Figure record listings:
● ● ● ● ● ● ●

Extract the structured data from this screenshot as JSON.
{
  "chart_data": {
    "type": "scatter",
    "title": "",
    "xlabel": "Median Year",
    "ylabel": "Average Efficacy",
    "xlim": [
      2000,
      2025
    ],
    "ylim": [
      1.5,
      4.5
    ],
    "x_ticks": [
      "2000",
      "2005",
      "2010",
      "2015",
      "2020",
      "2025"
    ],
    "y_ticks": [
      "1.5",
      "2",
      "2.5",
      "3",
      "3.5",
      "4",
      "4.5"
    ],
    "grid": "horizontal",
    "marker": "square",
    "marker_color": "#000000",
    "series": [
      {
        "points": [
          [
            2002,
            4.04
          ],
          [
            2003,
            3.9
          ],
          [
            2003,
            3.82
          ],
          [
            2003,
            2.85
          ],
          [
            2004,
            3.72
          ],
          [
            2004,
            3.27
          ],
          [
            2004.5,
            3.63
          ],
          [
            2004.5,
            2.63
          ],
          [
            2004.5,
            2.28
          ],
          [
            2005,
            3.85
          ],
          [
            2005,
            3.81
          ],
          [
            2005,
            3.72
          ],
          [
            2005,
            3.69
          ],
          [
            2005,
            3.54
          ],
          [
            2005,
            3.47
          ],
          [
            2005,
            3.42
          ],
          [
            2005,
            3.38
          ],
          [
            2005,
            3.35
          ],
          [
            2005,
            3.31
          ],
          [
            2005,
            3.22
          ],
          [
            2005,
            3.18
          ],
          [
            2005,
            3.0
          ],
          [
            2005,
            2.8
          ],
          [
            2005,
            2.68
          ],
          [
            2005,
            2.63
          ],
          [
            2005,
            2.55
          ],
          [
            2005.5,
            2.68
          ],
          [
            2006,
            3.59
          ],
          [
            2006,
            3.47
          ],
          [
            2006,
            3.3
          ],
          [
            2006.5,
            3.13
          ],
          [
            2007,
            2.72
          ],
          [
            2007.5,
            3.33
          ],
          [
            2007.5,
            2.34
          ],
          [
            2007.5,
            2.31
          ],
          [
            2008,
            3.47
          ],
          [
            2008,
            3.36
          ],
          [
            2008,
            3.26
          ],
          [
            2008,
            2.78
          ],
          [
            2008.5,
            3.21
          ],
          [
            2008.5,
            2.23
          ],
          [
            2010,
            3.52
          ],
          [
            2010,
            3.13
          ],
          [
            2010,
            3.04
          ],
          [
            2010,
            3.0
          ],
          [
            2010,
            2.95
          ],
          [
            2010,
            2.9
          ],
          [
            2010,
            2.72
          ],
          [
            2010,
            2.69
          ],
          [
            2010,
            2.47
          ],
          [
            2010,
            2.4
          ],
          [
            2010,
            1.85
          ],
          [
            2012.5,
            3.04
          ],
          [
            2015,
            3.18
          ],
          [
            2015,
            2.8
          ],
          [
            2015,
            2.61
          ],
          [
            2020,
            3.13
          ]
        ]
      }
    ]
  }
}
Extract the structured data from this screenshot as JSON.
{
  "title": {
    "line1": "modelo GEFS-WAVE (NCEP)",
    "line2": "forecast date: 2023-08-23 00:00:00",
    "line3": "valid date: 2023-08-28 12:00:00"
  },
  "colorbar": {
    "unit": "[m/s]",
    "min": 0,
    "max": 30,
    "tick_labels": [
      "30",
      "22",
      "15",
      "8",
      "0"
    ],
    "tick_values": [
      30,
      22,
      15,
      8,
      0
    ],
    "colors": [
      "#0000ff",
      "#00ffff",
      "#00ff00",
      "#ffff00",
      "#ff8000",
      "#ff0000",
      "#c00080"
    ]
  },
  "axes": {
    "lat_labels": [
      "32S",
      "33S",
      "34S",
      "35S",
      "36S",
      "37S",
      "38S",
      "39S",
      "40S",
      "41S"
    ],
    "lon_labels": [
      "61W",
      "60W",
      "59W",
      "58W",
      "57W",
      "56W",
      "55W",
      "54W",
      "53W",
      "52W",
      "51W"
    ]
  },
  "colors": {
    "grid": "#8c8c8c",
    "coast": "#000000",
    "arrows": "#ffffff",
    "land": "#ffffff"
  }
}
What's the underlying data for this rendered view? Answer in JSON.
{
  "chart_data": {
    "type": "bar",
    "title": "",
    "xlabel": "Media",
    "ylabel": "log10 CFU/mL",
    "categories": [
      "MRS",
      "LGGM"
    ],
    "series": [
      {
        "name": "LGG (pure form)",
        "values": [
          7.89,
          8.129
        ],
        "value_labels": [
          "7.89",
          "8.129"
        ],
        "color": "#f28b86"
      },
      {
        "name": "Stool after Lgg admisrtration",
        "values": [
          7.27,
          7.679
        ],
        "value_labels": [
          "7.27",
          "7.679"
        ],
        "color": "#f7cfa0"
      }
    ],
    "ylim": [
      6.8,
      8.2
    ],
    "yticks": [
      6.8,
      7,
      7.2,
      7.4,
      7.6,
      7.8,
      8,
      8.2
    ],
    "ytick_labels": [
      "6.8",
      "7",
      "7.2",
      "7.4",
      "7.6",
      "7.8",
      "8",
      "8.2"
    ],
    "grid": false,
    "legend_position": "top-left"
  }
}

● ● ● ● ● ● ●

**STATED TASK**:
Each entry above needs to be retyped exactly.

**RESPONSE FOR THIS EXERCISE**:
Extract the structured data from this screenshot as JSON.
{
  "chart_data": {
    "type": "scatter",
    "title": "",
    "xlabel": "Median Year",
    "ylabel": "Average Efficacy",
    "xlim": [
      2000,
      2025
    ],
    "ylim": [
      1.5,
      4.5
    ],
    "x_ticks": [
      "2000",
      "2005",
      "2010",
      "2015",
      "2020",
      "2025"
    ],
    "y_ticks": [
      "1.5",
      "2",
      "2.5",
      "3",
      "3.5",
      "4",
      "4.5"
    ],
    "grid": "horizontal",
    "marker": "square",
    "marker_color": "#000000",
    "series": [
      {
        "points": [
          [
            2002,
            4.04
          ],
          [
            2003,
            3.9
          ],
          [
            2003,
            3.82
          ],
          [
            2003,
            2.85
          ],
          [
            2004,
            3.72
          ],
          [
            2004,
            3.27
          ],
          [
            2004.5,
            3.63
          ],
          [
            2004.5,
            2.63
          ],
          [
            2004.5,
            2.28
          ],
          [
            2005,
            3.85
          ],
          [
            2005,
            3.81
          ],
          [
            2005,
            3.72
          ],
          [
            2005,
            3.69
          ],
          [
            2005,
            3.54
          ],
          [
            2005,
            3.47
          ],
          [
            2005,
            3.42
          ],
          [
            2005,
            3.38
          ],
          [
            2005,
            3.35
          ],
          [
            2005,
            3.31
          ],
          [
            2005,
            3.22
          ],
          [
            2005,
            3.18
          ],
          [
            2005,
            3.0
          ],
          [
            2005,
            2.8
          ],
          [
            2005,
            2.68
          ],
          [
            2005,
            2.63
          ],
          [
            2005,
            2.55
          ],
          [
            2005.5,
            2.68
          ],
          [
            2006,
            3.59
          ],
          [
            2006,
            3.47
          ],
          [
            2006,
            3.3
          ],
          [
            2006.5,
            3.13
          ],
          [
            2007,
            2.72
          ],
          [
            2007.5,
            3.33
          ],
          [
            2007.5,
            2.34
          ],
          [
            2007.5,
            2.31
          ],
          [
            2008,
            3.47
          ],
          [
            2008,
            3.36
          ],
          [
            2008,
            3.26
          ],
          [
            2008,
            2.78
          ],
          [
            2008.5,
            3.21
          ],
          [
            2008.5,
            2.23
          ],
          [
            2010,
            3.52
          ],
          [
            2010,
            3.13
          ],
          [
            2010,
            3.04
          ],
          [
            2010,
            3.0
          ],
          [
            2010,
            2.95
          ],
          [
            2010,
            2.9
          ],
          [
            2010,
            2.72
          ],
          [
            2010,
            2.69
          ],
          [
            2010,
            2.47
          ],
          [
            2010,
            2.4
          ],
          [
            2010,
            1.85
          ],
          [
            2012.5,
            3.04
          ],
          [
            2015,
            3.18
          ],
          [
            2015,
            2.8
          ],
          [
            2015,
            2.61
          ],
          [
            2020,
            3.13
          ]
        ]
      }
    ]
  }
}
Extract the structured data from this screenshot as JSON.
{
  "title": {
    "line1": "modelo GEFS-WAVE (NCEP)",
    "line2": "forecast date: 2023-08-23 00:00:00",
    "line3": "valid date: 2023-08-28 12:00:00"
  },
  "colorbar": {
    "unit": "[m/s]",
    "min": 0,
    "max": 30,
    "tick_labels": [
      "30",
      "22",
      "15",
      "8",
      "0"
    ],
    "tick_values": [
      30,
      22,
      15,
      8,
      0
    ],
    "colors": [
      "#0000ff",
      "#00ffff",
      "#00ff00",
      "#ffff00",
      "#ff8000",
      "#ff0000",
      "#c00080"
    ]
  },
  "axes": {
    "lat_labels": [
      "32S",
      "33S",
      "34S",
      "35S",
      "36S",
      "37S",
      "38S",
      "39S",
      "40S",
      "41S"
    ],
    "lon_labels": [
      "61W",
      "60W",
      "59W",
      "58W",
      "57W",
      "56W",
      "55W",
      "54W",
      "53W",
      "52W",
      "51W"
    ]
  },
  "colors": {
    "grid": "#8c8c8c",
    "coast": "#000000",
    "arrows": "#ffffff",
    "land": "#ffffff"
  }
}
What's the underlying data for this rendered view? Answer in JSON.
{
  "chart_data": {
    "type": "bar",
    "title": "",
    "xlabel": "Media",
    "ylabel": "log10 CFU/mL",
    "categories": [
      "MRS",
      "LGGM"
    ],
    "series": [
      {
        "name": "LGG (pure form)",
        "values": [
          7.89,
          8.129
        ],
        "value_labels": [
          "7.89",
          "8.129"
        ],
        "color": "#f28b86"
      },
      {
        "name": "Stool after Lgg admisrtration",
        "values": [
          7.27,
          7.679
        ],
        "value_labels": [
          "7.27",
          "7.679"
        ],
        "color": "#f7cfa0"
      }
    ],
    "ylim": [
      6.8,
      8.2
    ],
    "yticks": [
      6.8,
      7,
      7.2,
      7.4,
      7.6,
      7.8,
      8,
      8.2
    ],
    "ytick_labels": [
      "6.8",
      "7",
      "7.2",
      "7.4",
      "7.6",
      "7.8",
      "8",
      "8.2"
    ],
    "grid": false,
    "legend_position": "top-left"
  }
}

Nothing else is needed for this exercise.